**DATA FOR PROCESSING**:
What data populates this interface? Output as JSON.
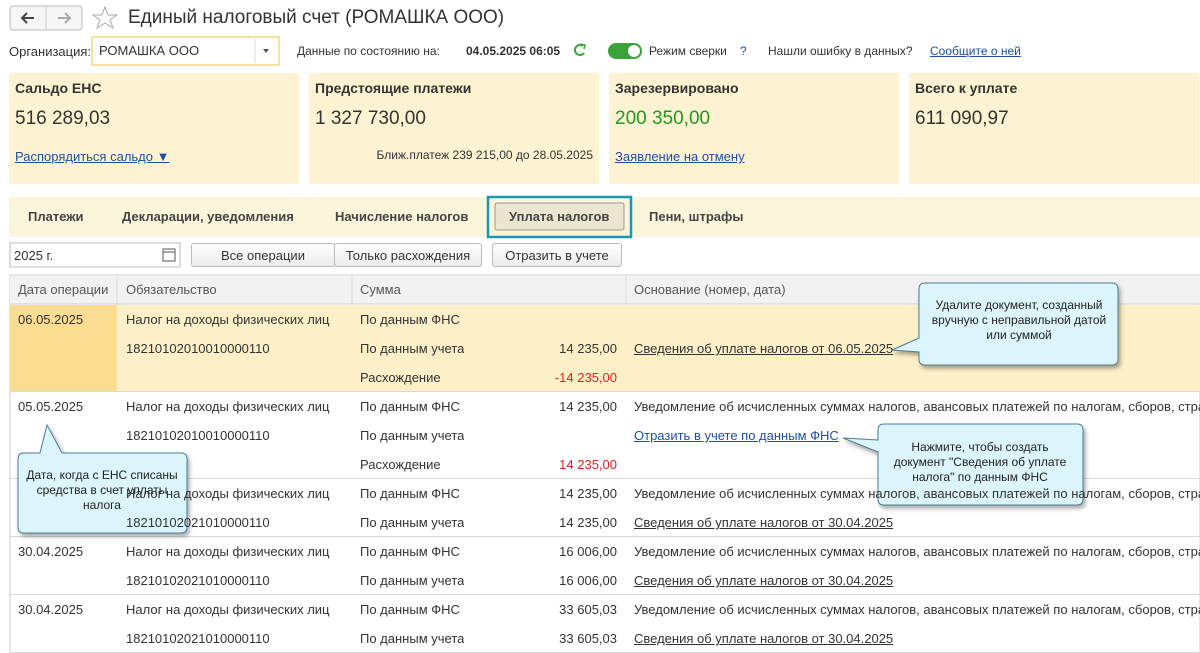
{
  "header": {
    "title": "Единый налоговый счет (РОМАШКА ООО)"
  },
  "toolbar": {
    "org_label": "Организация:",
    "org_value": "РОМАШКА ООО",
    "state_label": "Данные по состоянию на:",
    "state_value": "04.05.2025 06:05",
    "mode_label": "Режим сверки",
    "mode_help": "?",
    "error_label": "Нашли ошибку в данных?",
    "error_link": "Сообщите о ней"
  },
  "cards": [
    {
      "title": "Сальдо ЕНС",
      "amount": "516 289,03",
      "link": "Распорядиться сальдо ▼"
    },
    {
      "title": "Предстоящие платежи",
      "amount": "1 327 730,00",
      "note": "Ближ.платеж 239 215,00 до 28.05.2025"
    },
    {
      "title": "Зарезервировано",
      "info": true,
      "amount": "200 350,00",
      "amount_color": "#1f9a1f",
      "link": "Заявление на отмену"
    },
    {
      "title": "Всего к уплате",
      "info": true,
      "amount": "611 090,97"
    }
  ],
  "tabs": [
    {
      "label": "Платежи"
    },
    {
      "label": "Декларации, уведомления"
    },
    {
      "label": "Начисление налогов"
    },
    {
      "label": "Уплата налогов",
      "active": true
    },
    {
      "label": "Пени, штрафы"
    }
  ],
  "filters": {
    "year": "2025 г.",
    "buttons": [
      "Все операции",
      "Только расхождения"
    ],
    "reflect": "Отразить в учете"
  },
  "table": {
    "columns": [
      "Дата операции",
      "Обязательство",
      "Сумма",
      "Основание (номер, дата)"
    ],
    "groups": [
      {
        "highlight": true,
        "lines": [
          [
            "06.05.2025",
            "Налог на доходы физических лиц",
            "По данным ФНС",
            null,
            null
          ],
          [
            null,
            "18210102010010000110",
            "По данным учета",
            "14 235,00",
            "Сведения об уплате налогов от 06.05.2025"
          ],
          [
            null,
            null,
            "Расхождение",
            "-14 235,00",
            null
          ]
        ]
      },
      {
        "action": true,
        "lines": [
          [
            "05.05.2025",
            "Налог на доходы физических лиц",
            "По данным ФНС",
            "14 235,00",
            "Уведомление об исчисленных суммах налогов, авансовых платежей по налогам, сборов, стра"
          ],
          [
            null,
            "18210102010010000110",
            "По данным учета",
            null,
            "Отразить в учете по данным ФНС"
          ],
          [
            null,
            null,
            "Расхождение",
            "14 235,00",
            null
          ]
        ]
      },
      {
        "lines": [
          [
            null,
            "Налог на доходы физических лиц",
            "По данным ФНС",
            "14 235,00",
            "Уведомление об исчисленных суммах налогов, авансовых платежей по налогам, сборов, стра"
          ],
          [
            null,
            "18210102021010000110",
            "По данным учета",
            "14 235,00",
            "Сведения об уплате налогов от 30.04.2025"
          ]
        ]
      },
      {
        "lines": [
          [
            "30.04.2025",
            "Налог на доходы физических лиц",
            "По данным ФНС",
            "16 006,00",
            "Уведомление об исчисленных суммах налогов, авансовых платежей по налогам, сборов, стра"
          ],
          [
            null,
            "18210102021010000110",
            "По данным учета",
            "16 006,00",
            "Сведения об уплате налогов от 30.04.2025"
          ]
        ]
      },
      {
        "lines": [
          [
            "30.04.2025",
            "Налог на доходы физических лиц",
            "По данным ФНС",
            "33 605,03",
            "Уведомление об исчисленных суммах налогов, авансовых платежей по налогам, сборов, стра"
          ],
          [
            null,
            "18210102021010000110",
            "По данным учета",
            "33 605,03",
            "Сведения об уплате налогов от 30.04.2025"
          ]
        ]
      }
    ]
  },
  "callouts": [
    "Удалите документ, созданный вручную с неправильной датой или суммой",
    "Нажмите, чтобы создать документ \"Сведения об уплате налога\" по данным ФНС",
    "Дата, когда с ЕНС списаны средства в счет уплаты налога"
  ]
}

**WORK REQUIRED**: Isolate the lines that hold the word "документ" and copy all of them.

**EXERCISE OUTPUT**:
    "Удалите документ, созданный вручную с неправильной датой или суммой",
    "Нажмите, чтобы создать документ \"Сведения об уплате налога\" по данным ФНС",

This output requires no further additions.